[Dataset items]

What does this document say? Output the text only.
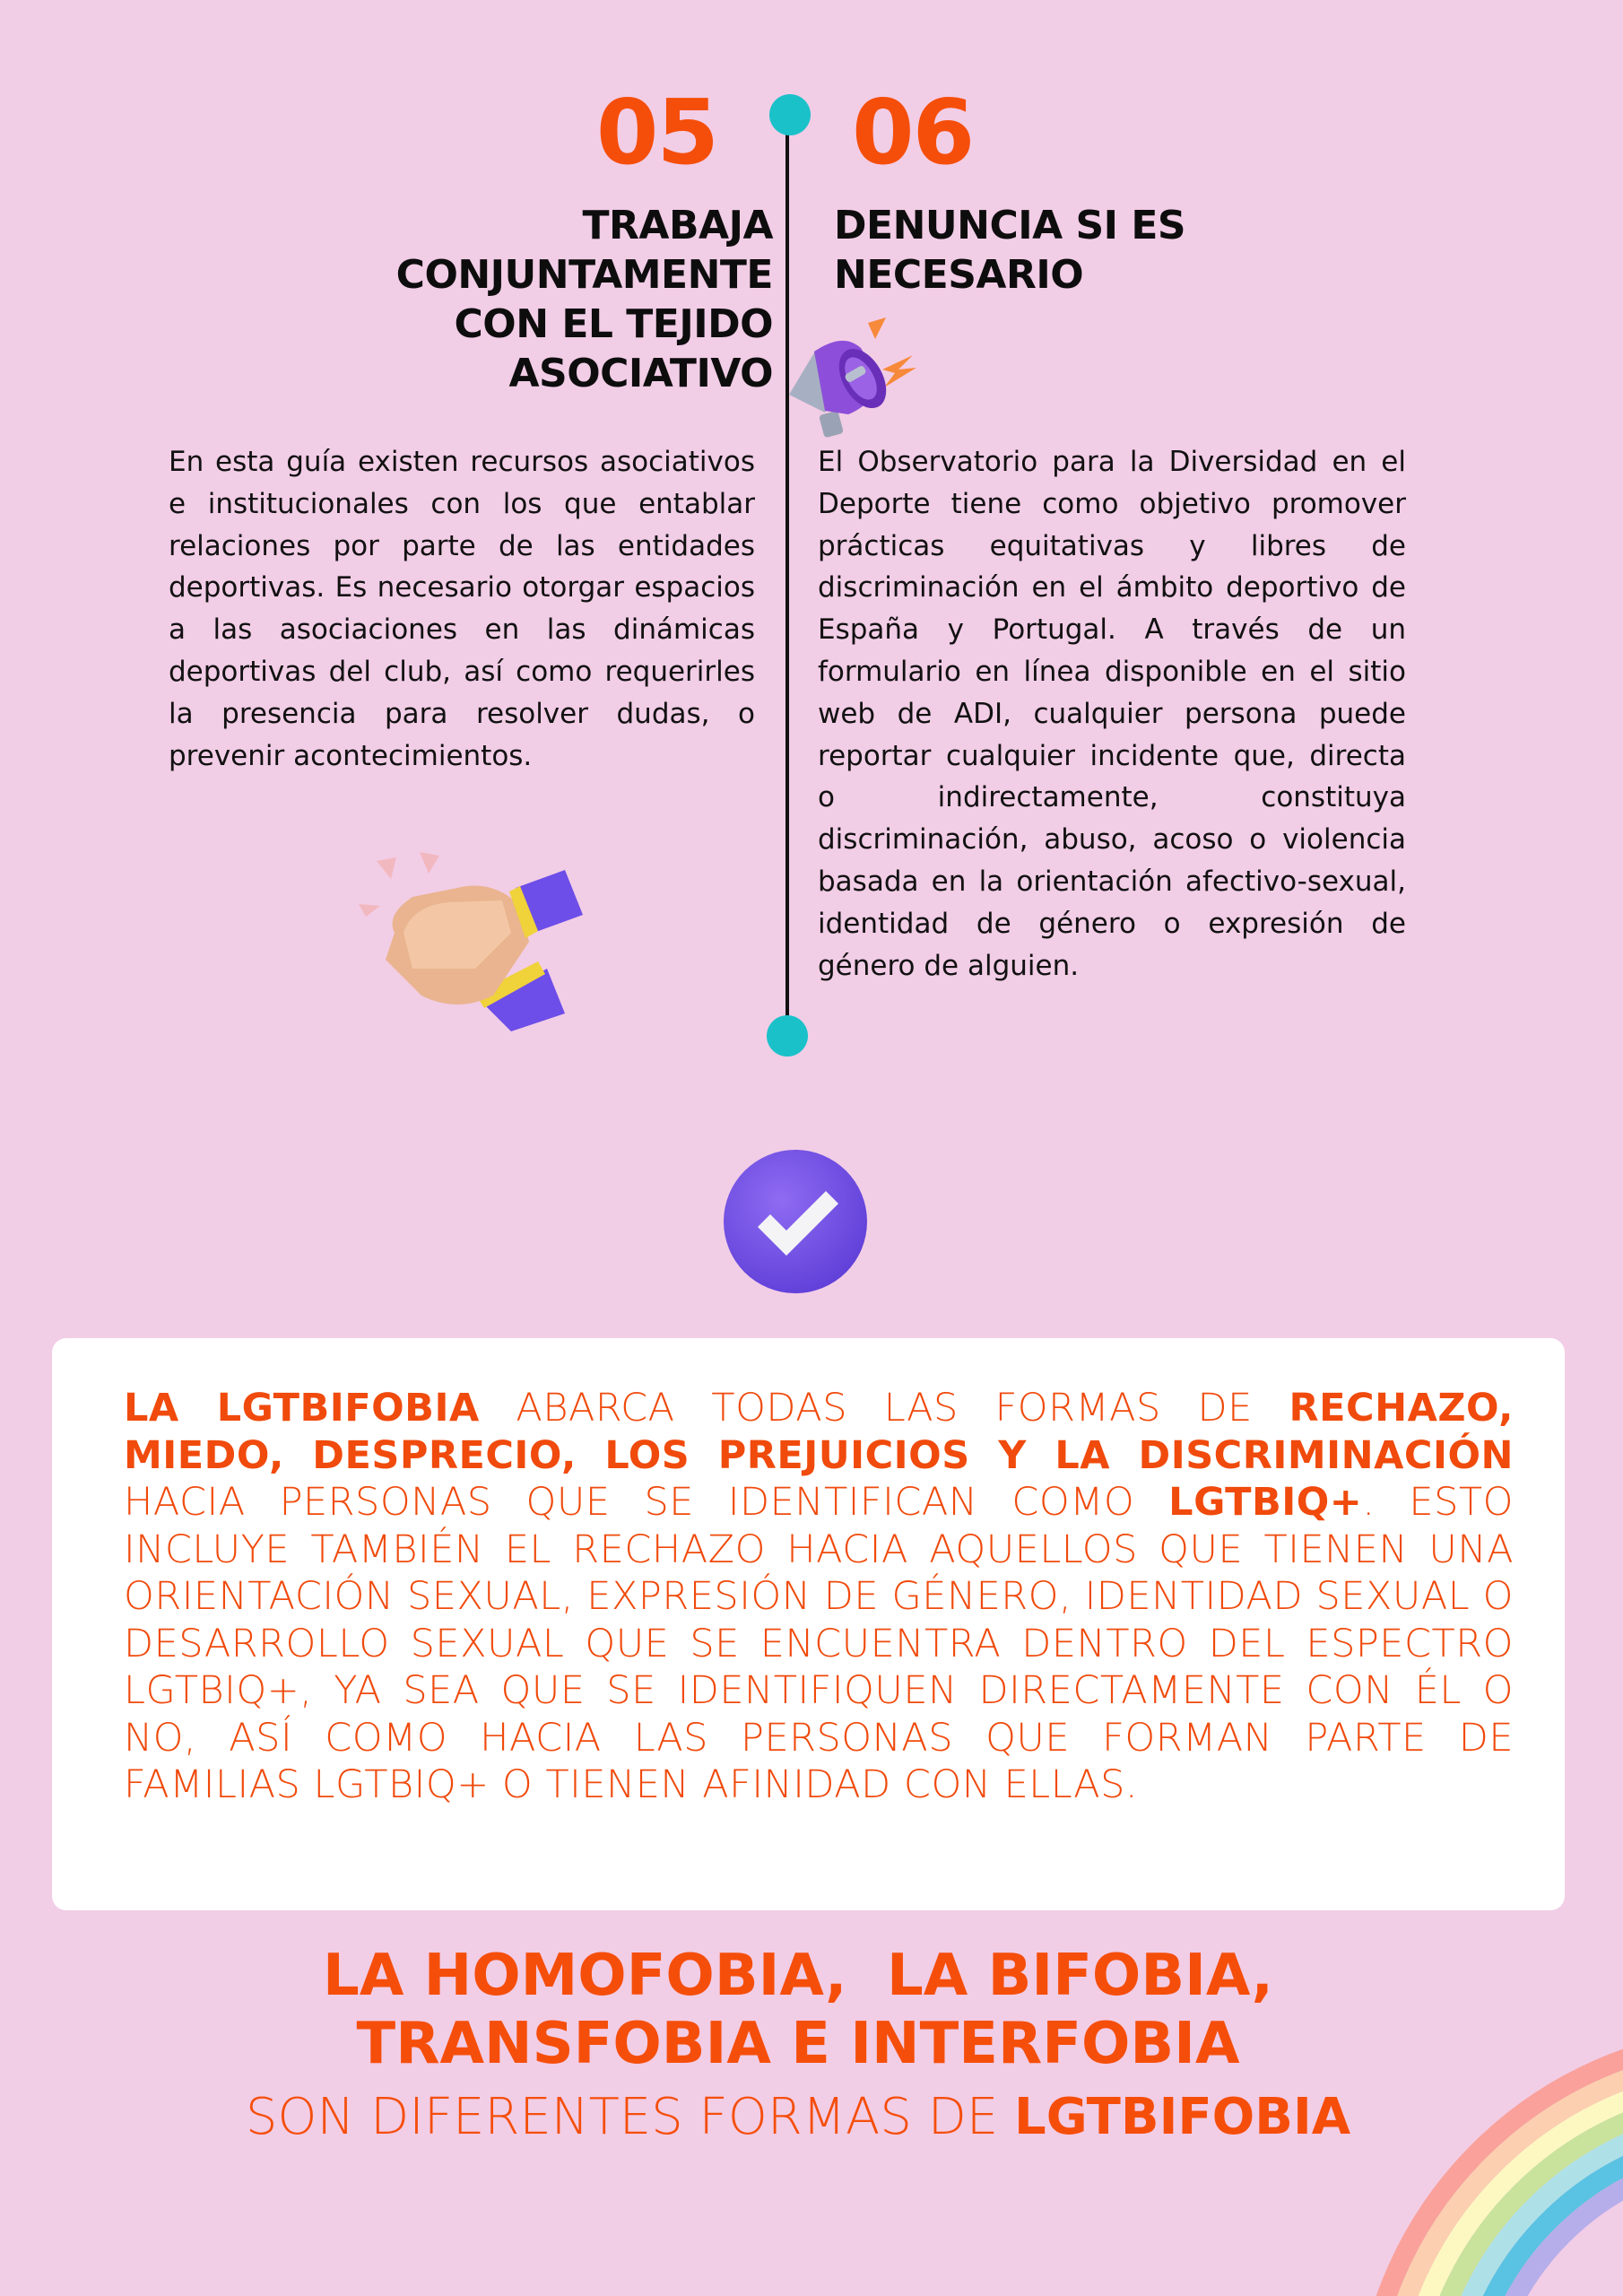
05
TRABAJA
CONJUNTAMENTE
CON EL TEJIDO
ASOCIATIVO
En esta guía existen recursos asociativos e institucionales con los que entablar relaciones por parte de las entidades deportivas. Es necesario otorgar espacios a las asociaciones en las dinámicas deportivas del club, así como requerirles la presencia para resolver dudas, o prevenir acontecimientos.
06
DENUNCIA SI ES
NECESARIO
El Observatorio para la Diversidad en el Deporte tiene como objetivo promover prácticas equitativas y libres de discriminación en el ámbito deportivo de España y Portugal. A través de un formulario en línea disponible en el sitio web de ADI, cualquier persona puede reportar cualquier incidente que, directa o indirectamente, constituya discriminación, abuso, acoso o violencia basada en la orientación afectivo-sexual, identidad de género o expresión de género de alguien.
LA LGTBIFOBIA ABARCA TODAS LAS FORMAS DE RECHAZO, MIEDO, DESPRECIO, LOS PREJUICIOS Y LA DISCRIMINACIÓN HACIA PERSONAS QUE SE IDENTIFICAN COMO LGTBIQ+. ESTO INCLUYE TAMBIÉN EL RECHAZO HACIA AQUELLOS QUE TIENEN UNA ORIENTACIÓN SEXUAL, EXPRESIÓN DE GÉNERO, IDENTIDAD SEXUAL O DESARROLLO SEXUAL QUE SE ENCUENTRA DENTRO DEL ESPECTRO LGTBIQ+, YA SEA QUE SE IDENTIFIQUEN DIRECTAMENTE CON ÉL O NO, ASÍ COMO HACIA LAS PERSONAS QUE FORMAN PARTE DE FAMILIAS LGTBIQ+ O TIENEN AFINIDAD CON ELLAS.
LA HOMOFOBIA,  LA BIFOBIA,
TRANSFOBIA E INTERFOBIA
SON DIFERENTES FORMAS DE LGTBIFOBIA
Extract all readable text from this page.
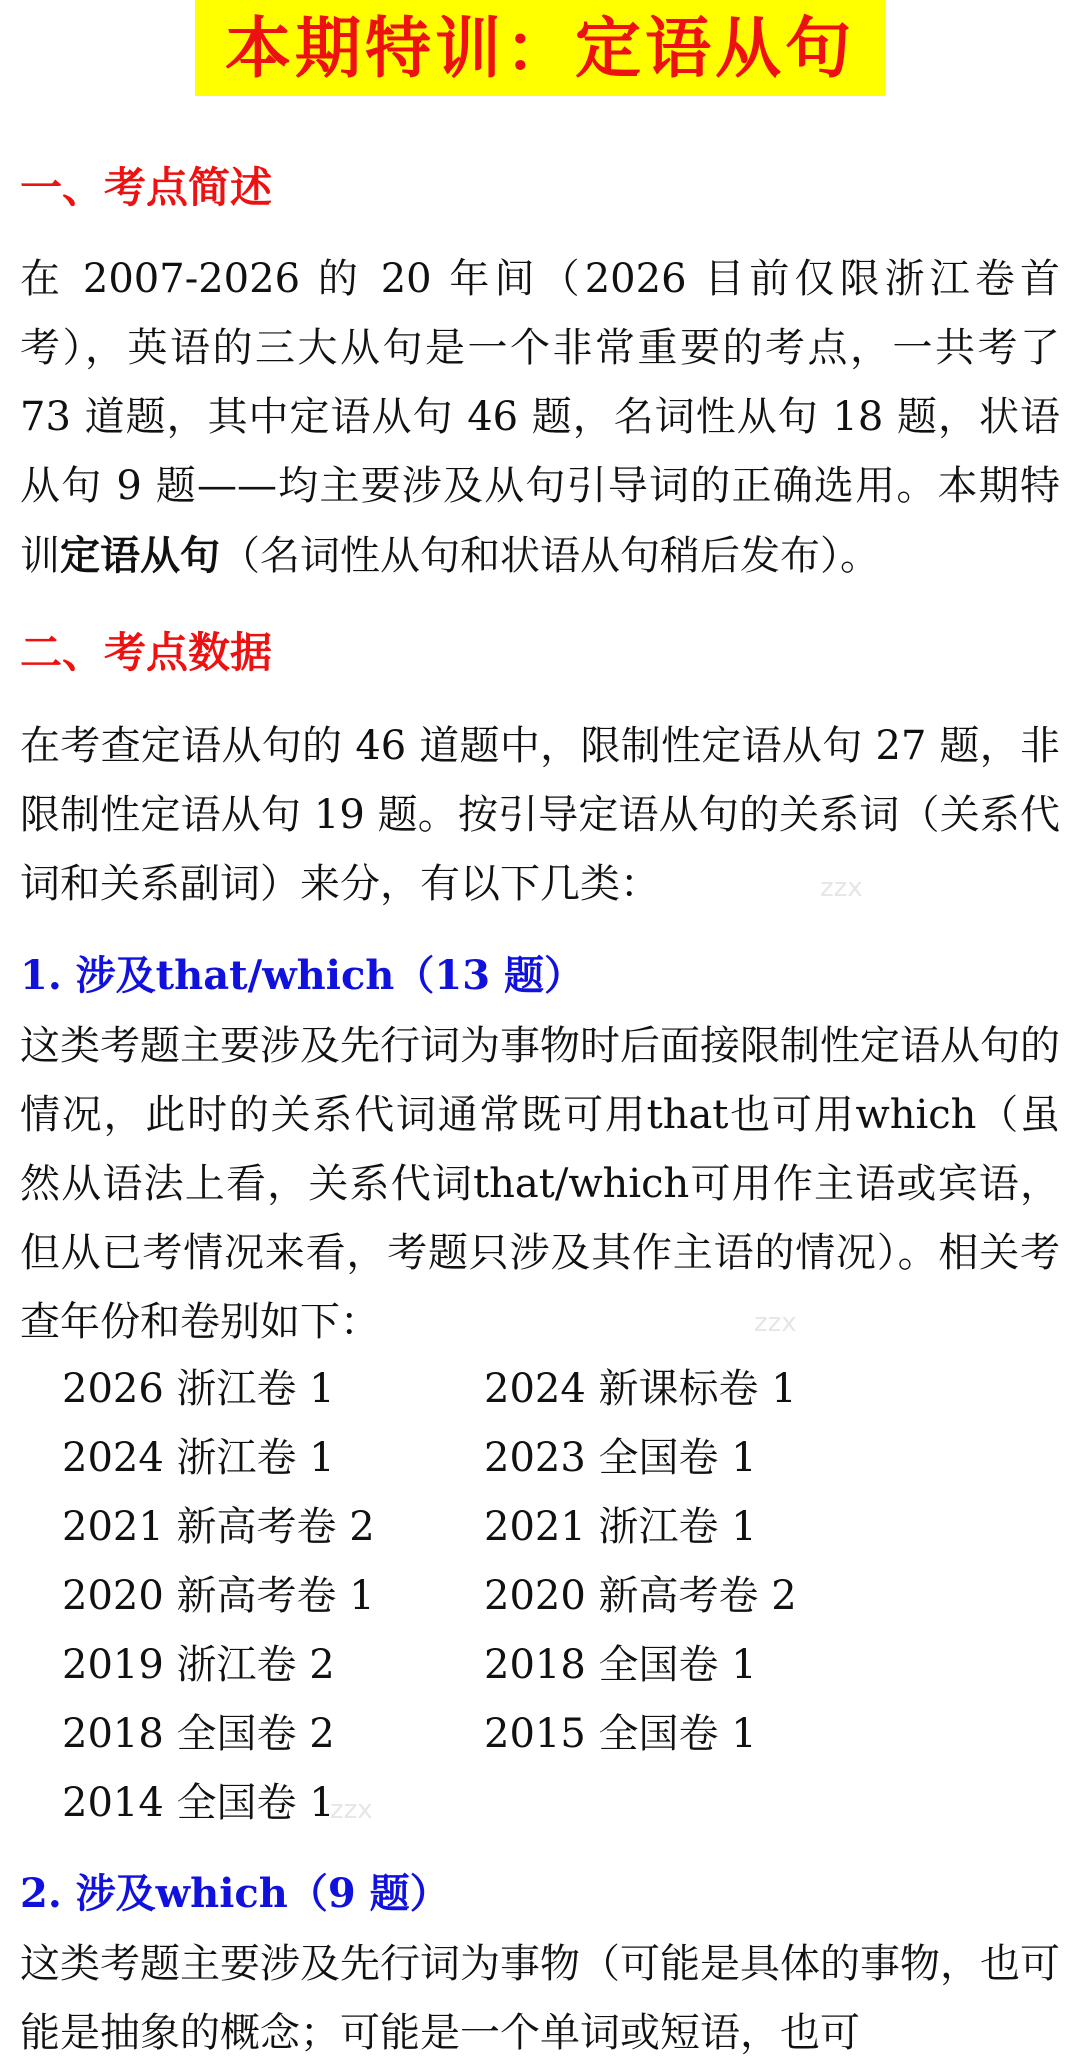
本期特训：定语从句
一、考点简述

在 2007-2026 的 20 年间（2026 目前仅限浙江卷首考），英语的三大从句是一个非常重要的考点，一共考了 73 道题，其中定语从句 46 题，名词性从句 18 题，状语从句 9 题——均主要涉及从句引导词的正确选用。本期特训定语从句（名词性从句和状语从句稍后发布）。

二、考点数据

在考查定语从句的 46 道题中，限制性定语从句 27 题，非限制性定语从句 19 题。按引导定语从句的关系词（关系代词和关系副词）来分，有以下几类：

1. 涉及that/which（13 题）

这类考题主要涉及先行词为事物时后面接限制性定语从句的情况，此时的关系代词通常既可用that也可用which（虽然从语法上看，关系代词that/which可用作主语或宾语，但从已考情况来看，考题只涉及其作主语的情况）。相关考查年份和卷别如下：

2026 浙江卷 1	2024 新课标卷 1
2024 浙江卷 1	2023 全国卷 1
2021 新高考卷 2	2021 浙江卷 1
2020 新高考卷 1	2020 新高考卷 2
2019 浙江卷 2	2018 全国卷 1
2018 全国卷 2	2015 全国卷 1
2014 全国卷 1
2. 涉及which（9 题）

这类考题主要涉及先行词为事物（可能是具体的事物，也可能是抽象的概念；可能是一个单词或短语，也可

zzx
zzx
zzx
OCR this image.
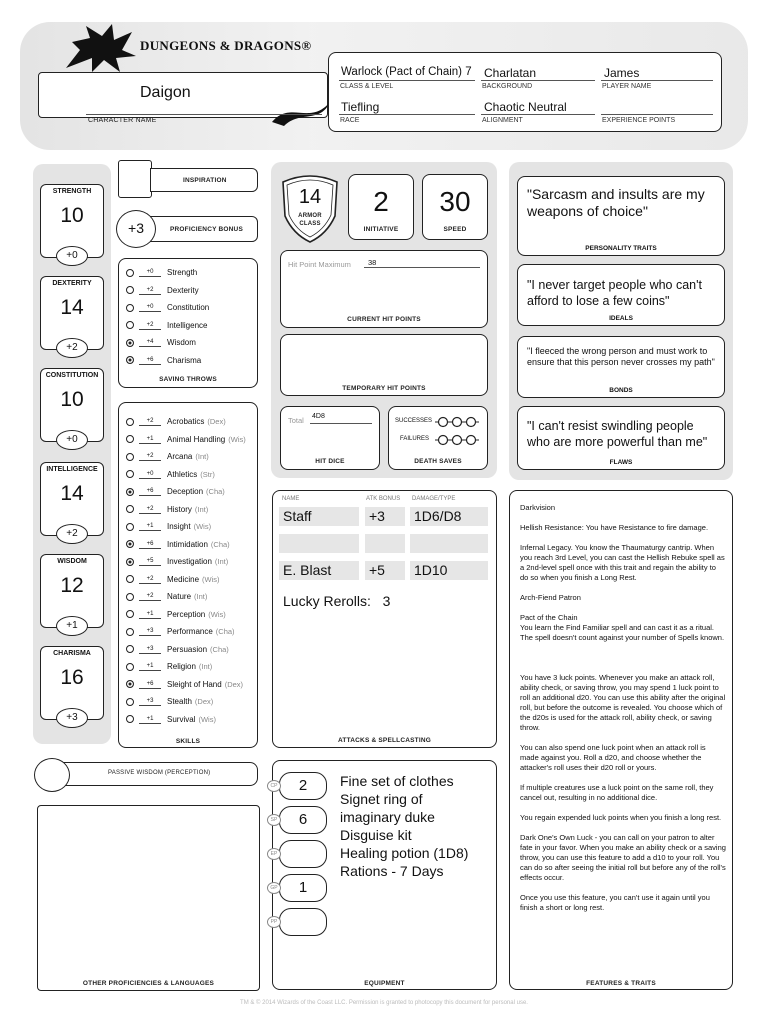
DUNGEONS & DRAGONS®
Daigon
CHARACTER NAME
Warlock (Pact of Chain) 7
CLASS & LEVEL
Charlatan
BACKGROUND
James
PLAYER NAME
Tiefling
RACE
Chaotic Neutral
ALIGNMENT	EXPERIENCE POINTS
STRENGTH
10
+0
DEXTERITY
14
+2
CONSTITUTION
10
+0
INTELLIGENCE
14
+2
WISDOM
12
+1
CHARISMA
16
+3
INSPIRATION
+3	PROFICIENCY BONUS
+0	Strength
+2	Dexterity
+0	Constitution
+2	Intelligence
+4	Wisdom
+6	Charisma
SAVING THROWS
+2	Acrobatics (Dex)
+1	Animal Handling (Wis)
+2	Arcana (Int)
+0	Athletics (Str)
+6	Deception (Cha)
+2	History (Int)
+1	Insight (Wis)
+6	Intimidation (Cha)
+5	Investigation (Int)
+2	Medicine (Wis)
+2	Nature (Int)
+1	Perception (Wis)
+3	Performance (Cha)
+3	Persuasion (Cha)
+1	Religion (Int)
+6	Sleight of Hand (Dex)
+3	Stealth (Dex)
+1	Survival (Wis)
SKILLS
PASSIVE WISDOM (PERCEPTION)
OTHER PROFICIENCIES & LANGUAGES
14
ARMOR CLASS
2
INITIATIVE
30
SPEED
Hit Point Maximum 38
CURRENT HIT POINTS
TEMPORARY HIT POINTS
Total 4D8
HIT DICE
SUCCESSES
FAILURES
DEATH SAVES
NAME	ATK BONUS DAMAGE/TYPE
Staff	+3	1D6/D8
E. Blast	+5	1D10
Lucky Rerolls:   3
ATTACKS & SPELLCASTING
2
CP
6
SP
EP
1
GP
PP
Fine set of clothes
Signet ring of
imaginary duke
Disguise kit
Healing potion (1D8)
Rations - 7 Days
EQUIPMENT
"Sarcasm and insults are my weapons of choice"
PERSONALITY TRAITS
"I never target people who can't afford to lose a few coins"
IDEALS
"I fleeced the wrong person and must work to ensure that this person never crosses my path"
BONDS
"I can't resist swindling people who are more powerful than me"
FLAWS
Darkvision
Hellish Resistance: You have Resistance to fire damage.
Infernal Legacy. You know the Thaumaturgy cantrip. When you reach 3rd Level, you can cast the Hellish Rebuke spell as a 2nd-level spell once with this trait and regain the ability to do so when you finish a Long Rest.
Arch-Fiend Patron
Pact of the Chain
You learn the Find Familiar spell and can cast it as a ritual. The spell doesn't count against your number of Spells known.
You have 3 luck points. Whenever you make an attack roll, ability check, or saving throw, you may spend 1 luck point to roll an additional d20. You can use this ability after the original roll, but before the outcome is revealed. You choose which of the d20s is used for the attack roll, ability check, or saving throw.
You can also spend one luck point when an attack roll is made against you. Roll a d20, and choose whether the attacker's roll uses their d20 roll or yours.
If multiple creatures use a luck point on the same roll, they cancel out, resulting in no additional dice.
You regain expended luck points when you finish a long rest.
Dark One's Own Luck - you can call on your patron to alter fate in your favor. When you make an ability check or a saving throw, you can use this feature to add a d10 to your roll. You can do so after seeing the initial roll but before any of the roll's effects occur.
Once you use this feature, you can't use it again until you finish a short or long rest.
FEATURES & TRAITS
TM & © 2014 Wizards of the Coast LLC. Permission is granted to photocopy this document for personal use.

§ Stated task
Copy every line above that holds the word "make".

§ The response
You have 3 luck points. Whenever you make an attack roll, ability check, or saving throw, you may spend 1 luck point to roll an additional d20. You can use this ability after the original roll, but before the outcome is revealed. You choose which of the d20s is used for the attack roll, ability check, or saving throw.
Dark One's Own Luck - you can call on your patron to alter fate in your favor. When you make an ability check or a saving throw, you can use this feature to add a d10 to your roll. You can do so after seeing the initial roll but before any of the roll's effects occur.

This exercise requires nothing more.